▶ [Data entries]
....................

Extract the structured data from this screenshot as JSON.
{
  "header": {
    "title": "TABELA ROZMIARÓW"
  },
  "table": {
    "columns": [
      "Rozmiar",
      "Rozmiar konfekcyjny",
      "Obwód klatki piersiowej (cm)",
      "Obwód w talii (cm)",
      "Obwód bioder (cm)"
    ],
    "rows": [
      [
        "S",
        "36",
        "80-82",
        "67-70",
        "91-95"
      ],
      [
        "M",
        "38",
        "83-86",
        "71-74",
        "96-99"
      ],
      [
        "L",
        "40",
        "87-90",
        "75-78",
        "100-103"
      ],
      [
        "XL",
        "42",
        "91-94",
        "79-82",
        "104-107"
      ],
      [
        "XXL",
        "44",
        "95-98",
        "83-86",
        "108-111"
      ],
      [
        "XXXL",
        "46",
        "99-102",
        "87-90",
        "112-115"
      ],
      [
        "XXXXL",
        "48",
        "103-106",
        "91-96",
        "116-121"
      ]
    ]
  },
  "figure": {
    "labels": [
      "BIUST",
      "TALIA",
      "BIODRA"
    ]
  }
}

....................

▶ [Goal of the exercise] Your reply is one number: how many lines of the records above contain the word "Obwód".

▶ [Response to this task] 3